** Begin Material for this task **

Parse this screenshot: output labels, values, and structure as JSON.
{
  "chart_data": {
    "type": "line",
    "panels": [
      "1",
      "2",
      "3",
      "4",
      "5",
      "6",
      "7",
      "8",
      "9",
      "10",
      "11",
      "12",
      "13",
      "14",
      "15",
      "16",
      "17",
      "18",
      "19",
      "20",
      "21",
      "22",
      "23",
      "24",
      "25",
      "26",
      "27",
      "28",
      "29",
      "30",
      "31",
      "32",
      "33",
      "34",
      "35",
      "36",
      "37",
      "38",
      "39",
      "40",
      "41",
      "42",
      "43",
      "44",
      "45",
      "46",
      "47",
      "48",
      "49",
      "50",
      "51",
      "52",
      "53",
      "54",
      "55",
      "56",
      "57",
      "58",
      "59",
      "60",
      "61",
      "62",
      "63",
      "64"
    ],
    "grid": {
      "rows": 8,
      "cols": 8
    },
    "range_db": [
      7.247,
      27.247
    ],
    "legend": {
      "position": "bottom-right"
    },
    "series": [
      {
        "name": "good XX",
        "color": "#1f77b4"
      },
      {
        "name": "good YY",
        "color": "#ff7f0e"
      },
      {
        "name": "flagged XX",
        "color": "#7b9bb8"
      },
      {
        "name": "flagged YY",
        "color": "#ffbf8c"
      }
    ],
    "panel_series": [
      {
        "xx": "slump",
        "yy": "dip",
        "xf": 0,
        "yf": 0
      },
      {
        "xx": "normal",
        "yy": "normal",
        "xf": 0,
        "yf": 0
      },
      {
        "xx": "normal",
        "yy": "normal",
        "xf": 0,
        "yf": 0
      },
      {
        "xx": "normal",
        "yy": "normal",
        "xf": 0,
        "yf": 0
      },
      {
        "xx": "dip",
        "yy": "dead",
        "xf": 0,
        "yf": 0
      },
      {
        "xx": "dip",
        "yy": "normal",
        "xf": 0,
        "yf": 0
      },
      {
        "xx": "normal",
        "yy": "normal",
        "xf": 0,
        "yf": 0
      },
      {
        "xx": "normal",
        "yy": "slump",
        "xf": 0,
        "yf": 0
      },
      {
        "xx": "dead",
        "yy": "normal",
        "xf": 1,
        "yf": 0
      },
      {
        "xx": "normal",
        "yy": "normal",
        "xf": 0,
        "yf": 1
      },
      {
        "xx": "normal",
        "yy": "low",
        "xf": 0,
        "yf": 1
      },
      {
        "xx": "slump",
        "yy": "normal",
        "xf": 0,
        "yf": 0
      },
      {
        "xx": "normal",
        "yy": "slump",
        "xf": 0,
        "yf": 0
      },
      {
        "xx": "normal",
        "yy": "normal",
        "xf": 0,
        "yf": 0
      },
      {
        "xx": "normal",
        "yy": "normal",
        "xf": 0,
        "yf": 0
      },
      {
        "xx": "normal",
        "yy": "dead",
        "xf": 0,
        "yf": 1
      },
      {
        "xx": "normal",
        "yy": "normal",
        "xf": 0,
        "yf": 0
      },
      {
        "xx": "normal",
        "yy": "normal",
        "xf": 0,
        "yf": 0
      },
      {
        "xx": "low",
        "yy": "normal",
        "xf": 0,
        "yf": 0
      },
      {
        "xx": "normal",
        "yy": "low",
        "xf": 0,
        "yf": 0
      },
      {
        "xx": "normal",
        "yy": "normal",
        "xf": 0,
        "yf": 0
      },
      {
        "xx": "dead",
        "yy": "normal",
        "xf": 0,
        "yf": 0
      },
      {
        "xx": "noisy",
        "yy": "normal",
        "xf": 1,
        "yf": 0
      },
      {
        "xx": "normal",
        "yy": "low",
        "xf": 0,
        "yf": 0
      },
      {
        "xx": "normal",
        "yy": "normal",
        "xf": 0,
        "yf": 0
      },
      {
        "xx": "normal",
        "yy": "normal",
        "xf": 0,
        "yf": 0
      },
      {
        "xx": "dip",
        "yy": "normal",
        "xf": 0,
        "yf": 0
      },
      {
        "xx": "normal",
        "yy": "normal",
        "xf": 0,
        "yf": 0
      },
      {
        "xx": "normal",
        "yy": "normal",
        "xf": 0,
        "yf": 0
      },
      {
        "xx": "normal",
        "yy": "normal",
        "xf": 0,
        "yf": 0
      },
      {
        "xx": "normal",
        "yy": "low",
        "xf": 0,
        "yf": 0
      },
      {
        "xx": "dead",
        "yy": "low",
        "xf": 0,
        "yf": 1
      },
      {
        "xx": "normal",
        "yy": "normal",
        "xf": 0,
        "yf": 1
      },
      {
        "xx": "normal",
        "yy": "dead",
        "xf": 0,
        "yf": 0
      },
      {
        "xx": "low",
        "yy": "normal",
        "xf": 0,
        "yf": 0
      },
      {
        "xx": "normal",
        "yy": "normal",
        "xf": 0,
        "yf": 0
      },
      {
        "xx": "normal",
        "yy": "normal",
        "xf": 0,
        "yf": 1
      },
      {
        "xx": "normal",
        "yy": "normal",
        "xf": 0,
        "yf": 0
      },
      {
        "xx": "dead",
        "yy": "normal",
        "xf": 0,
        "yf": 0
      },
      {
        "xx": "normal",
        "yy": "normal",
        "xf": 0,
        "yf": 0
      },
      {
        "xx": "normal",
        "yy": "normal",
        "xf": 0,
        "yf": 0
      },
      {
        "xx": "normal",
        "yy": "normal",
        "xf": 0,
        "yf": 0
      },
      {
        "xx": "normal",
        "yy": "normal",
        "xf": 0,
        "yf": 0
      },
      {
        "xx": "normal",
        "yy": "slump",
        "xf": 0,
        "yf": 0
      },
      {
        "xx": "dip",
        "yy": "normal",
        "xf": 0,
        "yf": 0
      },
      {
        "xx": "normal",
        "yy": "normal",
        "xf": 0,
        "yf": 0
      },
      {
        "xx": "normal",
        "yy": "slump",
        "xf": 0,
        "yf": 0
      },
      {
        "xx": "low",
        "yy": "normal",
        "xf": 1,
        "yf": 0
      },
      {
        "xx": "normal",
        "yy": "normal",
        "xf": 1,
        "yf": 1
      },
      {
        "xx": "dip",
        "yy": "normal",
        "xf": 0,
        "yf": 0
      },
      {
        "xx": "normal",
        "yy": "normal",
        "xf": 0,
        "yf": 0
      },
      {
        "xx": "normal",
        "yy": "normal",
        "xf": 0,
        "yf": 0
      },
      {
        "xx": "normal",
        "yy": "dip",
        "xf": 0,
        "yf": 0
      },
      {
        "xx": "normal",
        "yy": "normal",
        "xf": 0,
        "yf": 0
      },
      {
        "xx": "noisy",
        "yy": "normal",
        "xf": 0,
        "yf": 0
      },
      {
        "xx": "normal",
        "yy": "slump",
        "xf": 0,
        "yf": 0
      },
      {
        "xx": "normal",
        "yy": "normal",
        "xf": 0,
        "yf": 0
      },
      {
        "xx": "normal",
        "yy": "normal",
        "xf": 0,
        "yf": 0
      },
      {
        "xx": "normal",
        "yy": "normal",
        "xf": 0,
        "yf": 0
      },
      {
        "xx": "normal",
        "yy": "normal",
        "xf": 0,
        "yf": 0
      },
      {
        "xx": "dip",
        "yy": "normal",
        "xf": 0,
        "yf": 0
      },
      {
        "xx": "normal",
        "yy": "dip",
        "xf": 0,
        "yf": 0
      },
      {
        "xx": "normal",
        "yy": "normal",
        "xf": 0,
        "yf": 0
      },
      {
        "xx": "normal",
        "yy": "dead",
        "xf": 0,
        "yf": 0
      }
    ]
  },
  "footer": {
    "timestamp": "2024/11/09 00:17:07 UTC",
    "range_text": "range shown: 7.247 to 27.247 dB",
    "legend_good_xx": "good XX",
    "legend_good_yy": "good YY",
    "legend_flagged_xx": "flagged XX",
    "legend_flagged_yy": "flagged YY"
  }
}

** End Material for this task **

**What you are asked to do**
Would you reproduce all the entries exactly?

**Finished exercise**
Parse this screenshot: output labels, values, and structure as JSON.
{
  "chart_data": {
    "type": "line",
    "panels": [
      "1",
      "2",
      "3",
      "4",
      "5",
      "6",
      "7",
      "8",
      "9",
      "10",
      "11",
      "12",
      "13",
      "14",
      "15",
      "16",
      "17",
      "18",
      "19",
      "20",
      "21",
      "22",
      "23",
      "24",
      "25",
      "26",
      "27",
      "28",
      "29",
      "30",
      "31",
      "32",
      "33",
      "34",
      "35",
      "36",
      "37",
      "38",
      "39",
      "40",
      "41",
      "42",
      "43",
      "44",
      "45",
      "46",
      "47",
      "48",
      "49",
      "50",
      "51",
      "52",
      "53",
      "54",
      "55",
      "56",
      "57",
      "58",
      "59",
      "60",
      "61",
      "62",
      "63",
      "64"
    ],
    "grid": {
      "rows": 8,
      "cols": 8
    },
    "range_db": [
      7.247,
      27.247
    ],
    "legend": {
      "position": "bottom-right"
    },
    "series": [
      {
        "name": "good XX",
        "color": "#1f77b4"
      },
      {
        "name": "good YY",
        "color": "#ff7f0e"
      },
      {
        "name": "flagged XX",
        "color": "#7b9bb8"
      },
      {
        "name": "flagged YY",
        "color": "#ffbf8c"
      }
    ],
    "panel_series": [
      {
        "xx": "slump",
        "yy": "dip",
        "xf": 0,
        "yf": 0
      },
      {
        "xx": "normal",
        "yy": "normal",
        "xf": 0,
        "yf": 0
      },
      {
        "xx": "normal",
        "yy": "normal",
        "xf": 0,
        "yf": 0
      },
      {
        "xx": "normal",
        "yy": "normal",
        "xf": 0,
        "yf": 0
      },
      {
        "xx": "dip",
        "yy": "dead",
        "xf": 0,
        "yf": 0
      },
      {
        "xx": "dip",
        "yy": "normal",
        "xf": 0,
        "yf": 0
      },
      {
        "xx": "normal",
        "yy": "normal",
        "xf": 0,
        "yf": 0
      },
      {
        "xx": "normal",
        "yy": "slump",
        "xf": 0,
        "yf": 0
      },
      {
        "xx": "dead",
        "yy": "normal",
        "xf": 1,
        "yf": 0
      },
      {
        "xx": "normal",
        "yy": "normal",
        "xf": 0,
        "yf": 1
      },
      {
        "xx": "normal",
        "yy": "low",
        "xf": 0,
        "yf": 1
      },
      {
        "xx": "slump",
        "yy": "normal",
        "xf": 0,
        "yf": 0
      },
      {
        "xx": "normal",
        "yy": "slump",
        "xf": 0,
        "yf": 0
      },
      {
        "xx": "normal",
        "yy": "normal",
        "xf": 0,
        "yf": 0
      },
      {
        "xx": "normal",
        "yy": "normal",
        "xf": 0,
        "yf": 0
      },
      {
        "xx": "normal",
        "yy": "dead",
        "xf": 0,
        "yf": 1
      },
      {
        "xx": "normal",
        "yy": "normal",
        "xf": 0,
        "yf": 0
      },
      {
        "xx": "normal",
        "yy": "normal",
        "xf": 0,
        "yf": 0
      },
      {
        "xx": "low",
        "yy": "normal",
        "xf": 0,
        "yf": 0
      },
      {
        "xx": "normal",
        "yy": "low",
        "xf": 0,
        "yf": 0
      },
      {
        "xx": "normal",
        "yy": "normal",
        "xf": 0,
        "yf": 0
      },
      {
        "xx": "dead",
        "yy": "normal",
        "xf": 0,
        "yf": 0
      },
      {
        "xx": "noisy",
        "yy": "normal",
        "xf": 1,
        "yf": 0
      },
      {
        "xx": "normal",
        "yy": "low",
        "xf": 0,
        "yf": 0
      },
      {
        "xx": "normal",
        "yy": "normal",
        "xf": 0,
        "yf": 0
      },
      {
        "xx": "normal",
        "yy": "normal",
        "xf": 0,
        "yf": 0
      },
      {
        "xx": "dip",
        "yy": "normal",
        "xf": 0,
        "yf": 0
      },
      {
        "xx": "normal",
        "yy": "normal",
        "xf": 0,
        "yf": 0
      },
      {
        "xx": "normal",
        "yy": "normal",
        "xf": 0,
        "yf": 0
      },
      {
        "xx": "normal",
        "yy": "normal",
        "xf": 0,
        "yf": 0
      },
      {
        "xx": "normal",
        "yy": "low",
        "xf": 0,
        "yf": 0
      },
      {
        "xx": "dead",
        "yy": "low",
        "xf": 0,
        "yf": 1
      },
      {
        "xx": "normal",
        "yy": "normal",
        "xf": 0,
        "yf": 1
      },
      {
        "xx": "normal",
        "yy": "dead",
        "xf": 0,
        "yf": 0
      },
      {
        "xx": "low",
        "yy": "normal",
        "xf": 0,
        "yf": 0
      },
      {
        "xx": "normal",
        "yy": "normal",
        "xf": 0,
        "yf": 0
      },
      {
        "xx": "normal",
        "yy": "normal",
        "xf": 0,
        "yf": 1
      },
      {
        "xx": "normal",
        "yy": "normal",
        "xf": 0,
        "yf": 0
      },
      {
        "xx": "dead",
        "yy": "normal",
        "xf": 0,
        "yf": 0
      },
      {
        "xx": "normal",
        "yy": "normal",
        "xf": 0,
        "yf": 0
      },
      {
        "xx": "normal",
        "yy": "normal",
        "xf": 0,
        "yf": 0
      },
      {
        "xx": "normal",
        "yy": "normal",
        "xf": 0,
        "yf": 0
      },
      {
        "xx": "normal",
        "yy": "normal",
        "xf": 0,
        "yf": 0
      },
      {
        "xx": "normal",
        "yy": "slump",
        "xf": 0,
        "yf": 0
      },
      {
        "xx": "dip",
        "yy": "normal",
        "xf": 0,
        "yf": 0
      },
      {
        "xx": "normal",
        "yy": "normal",
        "xf": 0,
        "yf": 0
      },
      {
        "xx": "normal",
        "yy": "slump",
        "xf": 0,
        "yf": 0
      },
      {
        "xx": "low",
        "yy": "normal",
        "xf": 1,
        "yf": 0
      },
      {
        "xx": "normal",
        "yy": "normal",
        "xf": 1,
        "yf": 1
      },
      {
        "xx": "dip",
        "yy": "normal",
        "xf": 0,
        "yf": 0
      },
      {
        "xx": "normal",
        "yy": "normal",
        "xf": 0,
        "yf": 0
      },
      {
        "xx": "normal",
        "yy": "normal",
        "xf": 0,
        "yf": 0
      },
      {
        "xx": "normal",
        "yy": "dip",
        "xf": 0,
        "yf": 0
      },
      {
        "xx": "normal",
        "yy": "normal",
        "xf": 0,
        "yf": 0
      },
      {
        "xx": "noisy",
        "yy": "normal",
        "xf": 0,
        "yf": 0
      },
      {
        "xx": "normal",
        "yy": "slump",
        "xf": 0,
        "yf": 0
      },
      {
        "xx": "normal",
        "yy": "normal",
        "xf": 0,
        "yf": 0
      },
      {
        "xx": "normal",
        "yy": "normal",
        "xf": 0,
        "yf": 0
      },
      {
        "xx": "normal",
        "yy": "normal",
        "xf": 0,
        "yf": 0
      },
      {
        "xx": "normal",
        "yy": "normal",
        "xf": 0,
        "yf": 0
      },
      {
        "xx": "dip",
        "yy": "normal",
        "xf": 0,
        "yf": 0
      },
      {
        "xx": "normal",
        "yy": "dip",
        "xf": 0,
        "yf": 0
      },
      {
        "xx": "normal",
        "yy": "normal",
        "xf": 0,
        "yf": 0
      },
      {
        "xx": "normal",
        "yy": "dead",
        "xf": 0,
        "yf": 0
      }
    ]
  },
  "footer": {
    "timestamp": "2024/11/09 00:17:07 UTC",
    "range_text": "range shown: 7.247 to 27.247 dB",
    "legend_good_xx": "good XX",
    "legend_good_yy": "good YY",
    "legend_flagged_xx": "flagged XX",
    "legend_flagged_yy": "flagged YY"
  }
}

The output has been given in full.